__What you have to do__
Quote each record exactly, please, leaving none out.

──────────

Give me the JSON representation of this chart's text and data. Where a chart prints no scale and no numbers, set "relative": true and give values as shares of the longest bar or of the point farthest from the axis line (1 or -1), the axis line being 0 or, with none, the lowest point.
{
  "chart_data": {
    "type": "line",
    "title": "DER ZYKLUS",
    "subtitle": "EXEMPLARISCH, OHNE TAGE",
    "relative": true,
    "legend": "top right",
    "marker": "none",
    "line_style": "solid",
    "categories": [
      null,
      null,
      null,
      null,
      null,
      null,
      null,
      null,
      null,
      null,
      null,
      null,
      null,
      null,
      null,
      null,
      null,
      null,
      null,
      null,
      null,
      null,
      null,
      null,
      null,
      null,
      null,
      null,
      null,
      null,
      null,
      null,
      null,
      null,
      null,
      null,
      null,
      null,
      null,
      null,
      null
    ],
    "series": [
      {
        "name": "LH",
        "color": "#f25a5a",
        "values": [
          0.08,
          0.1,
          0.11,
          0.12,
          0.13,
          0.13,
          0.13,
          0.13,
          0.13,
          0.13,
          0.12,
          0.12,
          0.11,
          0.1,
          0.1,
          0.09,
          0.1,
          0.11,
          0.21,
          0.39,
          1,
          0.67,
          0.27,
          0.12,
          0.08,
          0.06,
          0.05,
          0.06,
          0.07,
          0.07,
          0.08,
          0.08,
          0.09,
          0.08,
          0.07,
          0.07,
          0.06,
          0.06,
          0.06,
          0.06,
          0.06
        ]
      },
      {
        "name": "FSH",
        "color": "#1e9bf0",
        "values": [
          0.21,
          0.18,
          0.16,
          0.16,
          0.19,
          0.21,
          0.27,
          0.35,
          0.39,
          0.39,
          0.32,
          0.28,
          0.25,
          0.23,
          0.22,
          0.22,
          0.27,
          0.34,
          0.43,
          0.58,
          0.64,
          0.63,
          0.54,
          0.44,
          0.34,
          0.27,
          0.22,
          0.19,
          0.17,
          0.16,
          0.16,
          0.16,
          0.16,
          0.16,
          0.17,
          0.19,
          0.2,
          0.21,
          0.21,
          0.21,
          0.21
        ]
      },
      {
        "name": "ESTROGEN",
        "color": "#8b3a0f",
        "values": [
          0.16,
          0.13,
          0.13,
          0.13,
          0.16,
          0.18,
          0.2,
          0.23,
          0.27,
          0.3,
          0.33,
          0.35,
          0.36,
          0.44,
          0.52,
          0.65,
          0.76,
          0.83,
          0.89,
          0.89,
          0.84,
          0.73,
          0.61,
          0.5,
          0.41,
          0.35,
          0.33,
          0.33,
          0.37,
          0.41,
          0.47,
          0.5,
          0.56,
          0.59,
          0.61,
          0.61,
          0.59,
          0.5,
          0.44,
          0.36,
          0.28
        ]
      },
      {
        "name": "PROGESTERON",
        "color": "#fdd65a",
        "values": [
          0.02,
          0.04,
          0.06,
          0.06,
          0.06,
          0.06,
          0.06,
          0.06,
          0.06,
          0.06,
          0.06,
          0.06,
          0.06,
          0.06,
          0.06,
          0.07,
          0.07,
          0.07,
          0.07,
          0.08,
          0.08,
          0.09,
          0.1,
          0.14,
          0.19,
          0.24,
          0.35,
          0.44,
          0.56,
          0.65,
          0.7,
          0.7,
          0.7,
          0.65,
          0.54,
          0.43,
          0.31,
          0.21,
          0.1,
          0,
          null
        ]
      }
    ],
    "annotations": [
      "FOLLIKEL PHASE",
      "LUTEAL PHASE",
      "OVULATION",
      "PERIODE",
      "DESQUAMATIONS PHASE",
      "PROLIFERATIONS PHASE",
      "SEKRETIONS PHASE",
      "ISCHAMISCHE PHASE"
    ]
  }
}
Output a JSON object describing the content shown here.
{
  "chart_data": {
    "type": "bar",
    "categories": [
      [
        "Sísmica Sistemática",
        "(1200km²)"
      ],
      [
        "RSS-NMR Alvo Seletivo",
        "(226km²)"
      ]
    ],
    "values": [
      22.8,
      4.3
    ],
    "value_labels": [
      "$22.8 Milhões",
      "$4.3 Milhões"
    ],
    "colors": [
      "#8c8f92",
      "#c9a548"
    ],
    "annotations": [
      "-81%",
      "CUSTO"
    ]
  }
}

──────────

__Solution__
Give me the JSON representation of this chart's text and data. Where a chart prints no scale and no numbers, set "relative": true and give values as shares of the longest bar or of the point farthest from the axis line (1 or -1), the axis line being 0 or, with none, the lowest point.
{
  "chart_data": {
    "type": "line",
    "title": "DER ZYKLUS",
    "subtitle": "EXEMPLARISCH, OHNE TAGE",
    "relative": true,
    "legend": "top right",
    "marker": "none",
    "line_style": "solid",
    "categories": [
      null,
      null,
      null,
      null,
      null,
      null,
      null,
      null,
      null,
      null,
      null,
      null,
      null,
      null,
      null,
      null,
      null,
      null,
      null,
      null,
      null,
      null,
      null,
      null,
      null,
      null,
      null,
      null,
      null,
      null,
      null,
      null,
      null,
      null,
      null,
      null,
      null,
      null,
      null,
      null,
      null
    ],
    "series": [
      {
        "name": "LH",
        "color": "#f25a5a",
        "values": [
          0.08,
          0.1,
          0.11,
          0.12,
          0.13,
          0.13,
          0.13,
          0.13,
          0.13,
          0.13,
          0.12,
          0.12,
          0.11,
          0.1,
          0.1,
          0.09,
          0.1,
          0.11,
          0.21,
          0.39,
          1,
          0.67,
          0.27,
          0.12,
          0.08,
          0.06,
          0.05,
          0.06,
          0.07,
          0.07,
          0.08,
          0.08,
          0.09,
          0.08,
          0.07,
          0.07,
          0.06,
          0.06,
          0.06,
          0.06,
          0.06
        ]
      },
      {
        "name": "FSH",
        "color": "#1e9bf0",
        "values": [
          0.21,
          0.18,
          0.16,
          0.16,
          0.19,
          0.21,
          0.27,
          0.35,
          0.39,
          0.39,
          0.32,
          0.28,
          0.25,
          0.23,
          0.22,
          0.22,
          0.27,
          0.34,
          0.43,
          0.58,
          0.64,
          0.63,
          0.54,
          0.44,
          0.34,
          0.27,
          0.22,
          0.19,
          0.17,
          0.16,
          0.16,
          0.16,
          0.16,
          0.16,
          0.17,
          0.19,
          0.2,
          0.21,
          0.21,
          0.21,
          0.21
        ]
      },
      {
        "name": "ESTROGEN",
        "color": "#8b3a0f",
        "values": [
          0.16,
          0.13,
          0.13,
          0.13,
          0.16,
          0.18,
          0.2,
          0.23,
          0.27,
          0.3,
          0.33,
          0.35,
          0.36,
          0.44,
          0.52,
          0.65,
          0.76,
          0.83,
          0.89,
          0.89,
          0.84,
          0.73,
          0.61,
          0.5,
          0.41,
          0.35,
          0.33,
          0.33,
          0.37,
          0.41,
          0.47,
          0.5,
          0.56,
          0.59,
          0.61,
          0.61,
          0.59,
          0.5,
          0.44,
          0.36,
          0.28
        ]
      },
      {
        "name": "PROGESTERON",
        "color": "#fdd65a",
        "values": [
          0.02,
          0.04,
          0.06,
          0.06,
          0.06,
          0.06,
          0.06,
          0.06,
          0.06,
          0.06,
          0.06,
          0.06,
          0.06,
          0.06,
          0.06,
          0.07,
          0.07,
          0.07,
          0.07,
          0.08,
          0.08,
          0.09,
          0.1,
          0.14,
          0.19,
          0.24,
          0.35,
          0.44,
          0.56,
          0.65,
          0.7,
          0.7,
          0.7,
          0.65,
          0.54,
          0.43,
          0.31,
          0.21,
          0.1,
          0,
          null
        ]
      }
    ],
    "annotations": [
      "FOLLIKEL PHASE",
      "LUTEAL PHASE",
      "OVULATION",
      "PERIODE",
      "DESQUAMATIONS PHASE",
      "PROLIFERATIONS PHASE",
      "SEKRETIONS PHASE",
      "ISCHAMISCHE PHASE"
    ]
  }
}
Output a JSON object describing the content shown here.
{
  "chart_data": {
    "type": "bar",
    "categories": [
      [
        "Sísmica Sistemática",
        "(1200km²)"
      ],
      [
        "RSS-NMR Alvo Seletivo",
        "(226km²)"
      ]
    ],
    "values": [
      22.8,
      4.3
    ],
    "value_labels": [
      "$22.8 Milhões",
      "$4.3 Milhões"
    ],
    "colors": [
      "#8c8f92",
      "#c9a548"
    ],
    "annotations": [
      "-81%",
      "CUSTO"
    ]
  }
}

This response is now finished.